**Dataset items**
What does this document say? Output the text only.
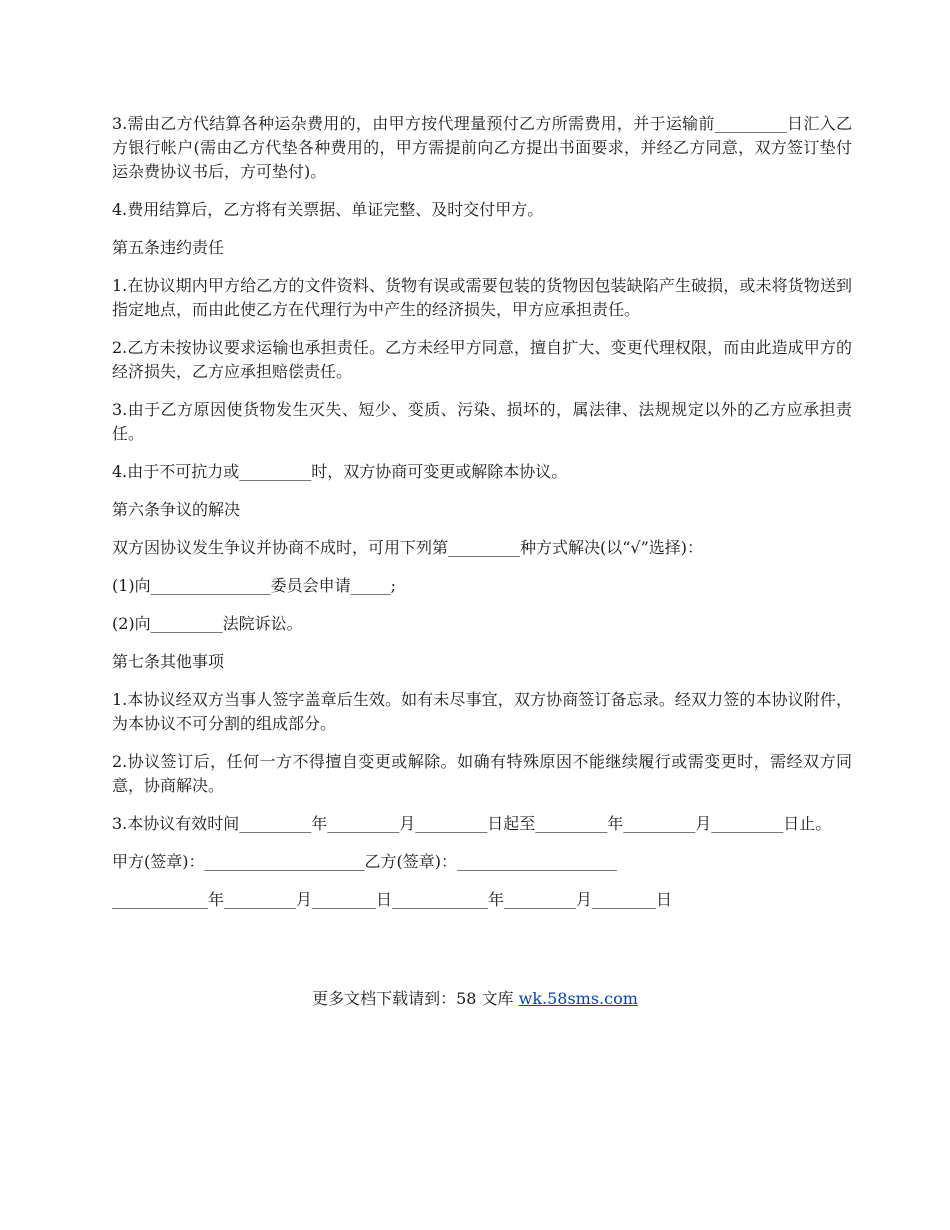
3.需由乙方代结算各种运杂费用的，由甲方按代理量预付乙方所需费用，并于运输前_________日汇入乙方银行帐户(需由乙方代垫各种费用的，甲方需提前向乙方提出书面要求，并经乙方同意，双方签订垫付运杂费协议书后，方可垫付)。

4.费用结算后，乙方将有关票据、单证完整、及时交付甲方。

第五条违约责任

1.在协议期内甲方给乙方的文件资料、货物有误或需要包装的货物因包装缺陷产生破损，或未将货物送到指定地点，而由此使乙方在代理行为中产生的经济损失，甲方应承担责任。

2.乙方未按协议要求运输也承担责任。乙方未经甲方同意，擅自扩大、变更代理权限，而由此造成甲方的经济损失，乙方应承担赔偿责任。

3.由于乙方原因使货物发生灭失、短少、变质、污染、损坏的，属法律、法规规定以外的乙方应承担责任。

4.由于不可抗力或_________时，双方协商可变更或解除本协议。

第六条争议的解决

双方因协议发生争议并协商不成时，可用下列第_________种方式解决(以“√”选择)：

(1)向_______________委员会申请_____;

(2)向_________法院诉讼。

第七条其他事项

1.本协议经双方当事人签字盖章后生效。如有未尽事宜，双方协商签订备忘录。经双力签的本协议附件，为本协议不可分割的组成部分。

2.协议签订后，任何一方不得擅自变更或解除。如确有特殊原因不能继续履行或需变更时，需经双方同意，协商解决。

3.本协议有效时间_________年_________月_________日起至_________年_________月_________日止。

甲方(签章)：____________________乙方(签章)：____________________

____________年_________月________日____________年_________月________日

更多文档下载请到：58 文库 wk.58sms.com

**TASK TO CARRY OUT**
Reproduce each record from above exactly; pictures do not belong in the copy.

**ANSWER TO THE EXERCISE**
What does this document say? Output the text only.
3.需由乙方代结算各种运杂费用的，由甲方按代理量预付乙方所需费用，并于运输前_________日汇入乙方银行帐户(需由乙方代垫各种费用的，甲方需提前向乙方提出书面要求，并经乙方同意，双方签订垫付运杂费协议书后，方可垫付)。

4.费用结算后，乙方将有关票据、单证完整、及时交付甲方。

第五条违约责任

1.在协议期内甲方给乙方的文件资料、货物有误或需要包装的货物因包装缺陷产生破损，或未将货物送到指定地点，而由此使乙方在代理行为中产生的经济损失，甲方应承担责任。

2.乙方未按协议要求运输也承担责任。乙方未经甲方同意，擅自扩大、变更代理权限，而由此造成甲方的经济损失，乙方应承担赔偿责任。

3.由于乙方原因使货物发生灭失、短少、变质、污染、损坏的，属法律、法规规定以外的乙方应承担责任。

4.由于不可抗力或_________时，双方协商可变更或解除本协议。

第六条争议的解决

双方因协议发生争议并协商不成时，可用下列第_________种方式解决(以“√”选择)：

(1)向_______________委员会申请_____;

(2)向_________法院诉讼。

第七条其他事项

1.本协议经双方当事人签字盖章后生效。如有未尽事宜，双方协商签订备忘录。经双力签的本协议附件，为本协议不可分割的组成部分。

2.协议签订后，任何一方不得擅自变更或解除。如确有特殊原因不能继续履行或需变更时，需经双方同意，协商解决。

3.本协议有效时间_________年_________月_________日起至_________年_________月_________日止。

甲方(签章)：____________________乙方(签章)：____________________

____________年_________月________日____________年_________月________日

更多文档下载请到：58 文库 wk.58sms.com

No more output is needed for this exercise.